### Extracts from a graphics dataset
## begin

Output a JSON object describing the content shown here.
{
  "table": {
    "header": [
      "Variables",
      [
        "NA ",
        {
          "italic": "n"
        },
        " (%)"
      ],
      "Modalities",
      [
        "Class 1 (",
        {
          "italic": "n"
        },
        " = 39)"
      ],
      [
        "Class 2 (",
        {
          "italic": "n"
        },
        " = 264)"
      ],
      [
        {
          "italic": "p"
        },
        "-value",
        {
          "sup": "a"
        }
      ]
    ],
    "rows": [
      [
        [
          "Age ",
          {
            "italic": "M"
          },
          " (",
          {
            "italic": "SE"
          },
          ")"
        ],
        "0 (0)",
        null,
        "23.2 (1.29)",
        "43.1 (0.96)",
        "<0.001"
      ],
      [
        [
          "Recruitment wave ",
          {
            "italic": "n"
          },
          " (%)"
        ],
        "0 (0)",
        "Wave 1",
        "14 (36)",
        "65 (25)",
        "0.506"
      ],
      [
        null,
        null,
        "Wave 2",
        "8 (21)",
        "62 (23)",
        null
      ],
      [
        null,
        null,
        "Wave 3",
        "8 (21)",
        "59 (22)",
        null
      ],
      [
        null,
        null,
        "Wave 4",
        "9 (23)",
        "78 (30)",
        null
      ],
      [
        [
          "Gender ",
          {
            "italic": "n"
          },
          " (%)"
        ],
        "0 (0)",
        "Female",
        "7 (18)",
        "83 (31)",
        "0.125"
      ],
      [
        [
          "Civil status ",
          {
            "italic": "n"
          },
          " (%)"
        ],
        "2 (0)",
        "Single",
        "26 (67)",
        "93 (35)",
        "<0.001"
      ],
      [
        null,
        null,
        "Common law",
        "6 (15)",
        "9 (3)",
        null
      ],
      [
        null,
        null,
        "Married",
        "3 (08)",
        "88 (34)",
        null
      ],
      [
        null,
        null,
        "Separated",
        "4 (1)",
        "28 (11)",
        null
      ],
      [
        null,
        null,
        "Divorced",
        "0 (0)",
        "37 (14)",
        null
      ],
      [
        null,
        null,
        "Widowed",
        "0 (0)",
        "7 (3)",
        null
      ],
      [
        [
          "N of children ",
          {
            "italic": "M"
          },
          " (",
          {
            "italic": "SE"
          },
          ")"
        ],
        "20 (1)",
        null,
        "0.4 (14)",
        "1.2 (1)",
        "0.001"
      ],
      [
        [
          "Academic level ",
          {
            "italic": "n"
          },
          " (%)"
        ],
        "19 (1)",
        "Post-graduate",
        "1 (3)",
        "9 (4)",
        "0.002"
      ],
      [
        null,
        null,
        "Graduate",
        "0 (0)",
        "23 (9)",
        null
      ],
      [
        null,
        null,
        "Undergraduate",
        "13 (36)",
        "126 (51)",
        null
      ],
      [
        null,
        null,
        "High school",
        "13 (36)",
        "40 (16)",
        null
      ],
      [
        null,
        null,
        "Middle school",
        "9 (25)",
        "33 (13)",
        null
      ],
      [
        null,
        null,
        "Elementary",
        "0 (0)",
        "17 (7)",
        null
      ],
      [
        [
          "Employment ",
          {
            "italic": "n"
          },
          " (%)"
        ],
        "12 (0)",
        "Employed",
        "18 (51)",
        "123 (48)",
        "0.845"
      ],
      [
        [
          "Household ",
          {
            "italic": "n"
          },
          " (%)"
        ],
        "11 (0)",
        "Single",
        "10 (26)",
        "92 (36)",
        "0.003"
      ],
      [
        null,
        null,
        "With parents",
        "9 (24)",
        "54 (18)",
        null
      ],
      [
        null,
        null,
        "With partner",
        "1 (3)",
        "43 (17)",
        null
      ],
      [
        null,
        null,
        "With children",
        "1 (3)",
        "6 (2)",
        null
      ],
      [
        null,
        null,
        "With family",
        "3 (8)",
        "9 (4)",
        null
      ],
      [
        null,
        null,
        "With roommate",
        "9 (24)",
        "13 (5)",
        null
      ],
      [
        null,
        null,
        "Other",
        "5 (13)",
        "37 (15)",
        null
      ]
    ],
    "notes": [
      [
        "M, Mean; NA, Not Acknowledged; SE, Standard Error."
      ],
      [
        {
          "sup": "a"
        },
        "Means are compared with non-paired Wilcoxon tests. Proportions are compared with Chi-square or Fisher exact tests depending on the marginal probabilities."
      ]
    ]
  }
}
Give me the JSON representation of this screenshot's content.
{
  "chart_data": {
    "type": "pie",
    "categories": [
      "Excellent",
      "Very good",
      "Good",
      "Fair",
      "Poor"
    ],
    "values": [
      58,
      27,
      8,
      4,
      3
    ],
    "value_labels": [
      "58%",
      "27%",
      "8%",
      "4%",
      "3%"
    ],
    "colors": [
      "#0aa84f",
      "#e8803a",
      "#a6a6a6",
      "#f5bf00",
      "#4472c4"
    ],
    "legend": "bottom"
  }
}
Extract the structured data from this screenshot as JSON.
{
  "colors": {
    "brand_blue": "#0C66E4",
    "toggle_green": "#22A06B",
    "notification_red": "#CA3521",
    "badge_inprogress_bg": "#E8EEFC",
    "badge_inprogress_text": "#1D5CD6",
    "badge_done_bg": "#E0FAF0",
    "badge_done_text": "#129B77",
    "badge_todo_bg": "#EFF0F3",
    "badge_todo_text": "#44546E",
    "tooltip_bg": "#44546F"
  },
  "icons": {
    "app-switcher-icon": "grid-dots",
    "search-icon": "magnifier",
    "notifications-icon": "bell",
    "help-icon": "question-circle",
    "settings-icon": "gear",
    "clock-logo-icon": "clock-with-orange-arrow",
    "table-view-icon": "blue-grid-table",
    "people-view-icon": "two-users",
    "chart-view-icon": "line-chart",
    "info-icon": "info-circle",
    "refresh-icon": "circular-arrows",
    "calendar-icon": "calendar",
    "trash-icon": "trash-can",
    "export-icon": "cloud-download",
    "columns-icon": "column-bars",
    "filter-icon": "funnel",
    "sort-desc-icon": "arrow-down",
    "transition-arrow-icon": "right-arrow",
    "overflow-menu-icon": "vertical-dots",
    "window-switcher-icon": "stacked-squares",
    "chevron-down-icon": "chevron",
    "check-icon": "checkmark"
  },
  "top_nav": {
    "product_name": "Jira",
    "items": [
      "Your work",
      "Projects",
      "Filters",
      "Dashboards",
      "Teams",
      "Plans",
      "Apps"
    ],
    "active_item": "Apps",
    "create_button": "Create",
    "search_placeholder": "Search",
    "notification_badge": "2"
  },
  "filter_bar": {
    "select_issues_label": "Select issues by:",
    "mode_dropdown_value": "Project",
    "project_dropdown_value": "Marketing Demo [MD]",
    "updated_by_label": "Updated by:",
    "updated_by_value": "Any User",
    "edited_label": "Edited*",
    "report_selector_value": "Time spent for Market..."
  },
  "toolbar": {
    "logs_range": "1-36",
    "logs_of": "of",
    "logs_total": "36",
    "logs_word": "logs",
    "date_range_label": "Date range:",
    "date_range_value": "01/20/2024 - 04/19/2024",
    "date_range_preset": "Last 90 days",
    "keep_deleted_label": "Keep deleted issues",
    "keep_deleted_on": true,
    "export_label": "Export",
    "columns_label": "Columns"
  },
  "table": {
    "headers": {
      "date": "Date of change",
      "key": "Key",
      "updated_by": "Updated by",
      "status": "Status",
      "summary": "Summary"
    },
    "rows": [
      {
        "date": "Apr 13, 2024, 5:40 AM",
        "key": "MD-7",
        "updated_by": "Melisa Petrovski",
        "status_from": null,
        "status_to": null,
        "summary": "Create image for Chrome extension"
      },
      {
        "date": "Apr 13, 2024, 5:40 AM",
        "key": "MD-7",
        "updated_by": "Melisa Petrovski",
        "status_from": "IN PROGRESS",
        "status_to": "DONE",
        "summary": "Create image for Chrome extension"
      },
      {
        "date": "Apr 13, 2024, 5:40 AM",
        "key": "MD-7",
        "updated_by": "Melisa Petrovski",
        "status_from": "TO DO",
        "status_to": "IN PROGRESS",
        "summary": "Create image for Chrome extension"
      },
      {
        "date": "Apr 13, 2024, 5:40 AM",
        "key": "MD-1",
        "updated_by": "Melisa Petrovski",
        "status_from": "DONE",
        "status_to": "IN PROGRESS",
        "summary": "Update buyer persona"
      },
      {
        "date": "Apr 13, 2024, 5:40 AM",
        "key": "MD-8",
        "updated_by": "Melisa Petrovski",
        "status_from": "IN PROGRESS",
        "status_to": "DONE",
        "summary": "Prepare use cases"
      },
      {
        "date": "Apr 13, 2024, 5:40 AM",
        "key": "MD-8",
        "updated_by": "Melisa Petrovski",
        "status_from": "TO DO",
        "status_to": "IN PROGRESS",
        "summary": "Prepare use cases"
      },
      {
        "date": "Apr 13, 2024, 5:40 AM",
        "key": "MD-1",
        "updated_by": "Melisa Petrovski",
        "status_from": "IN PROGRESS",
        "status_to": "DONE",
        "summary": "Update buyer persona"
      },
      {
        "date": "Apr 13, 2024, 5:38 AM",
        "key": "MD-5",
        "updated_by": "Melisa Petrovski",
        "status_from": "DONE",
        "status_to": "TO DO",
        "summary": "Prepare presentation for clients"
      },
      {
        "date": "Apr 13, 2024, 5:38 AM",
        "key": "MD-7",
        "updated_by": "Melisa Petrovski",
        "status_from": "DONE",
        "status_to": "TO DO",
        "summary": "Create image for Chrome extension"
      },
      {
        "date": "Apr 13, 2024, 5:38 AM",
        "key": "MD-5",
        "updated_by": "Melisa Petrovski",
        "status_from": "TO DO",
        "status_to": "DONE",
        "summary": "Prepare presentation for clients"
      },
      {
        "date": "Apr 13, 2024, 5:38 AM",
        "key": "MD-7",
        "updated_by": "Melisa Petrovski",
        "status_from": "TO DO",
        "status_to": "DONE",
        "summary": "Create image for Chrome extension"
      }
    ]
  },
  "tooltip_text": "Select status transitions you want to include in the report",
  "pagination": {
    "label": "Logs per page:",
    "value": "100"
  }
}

## end

Find every line holding the word "dots"; give their count and nothing else.

### Expected output
2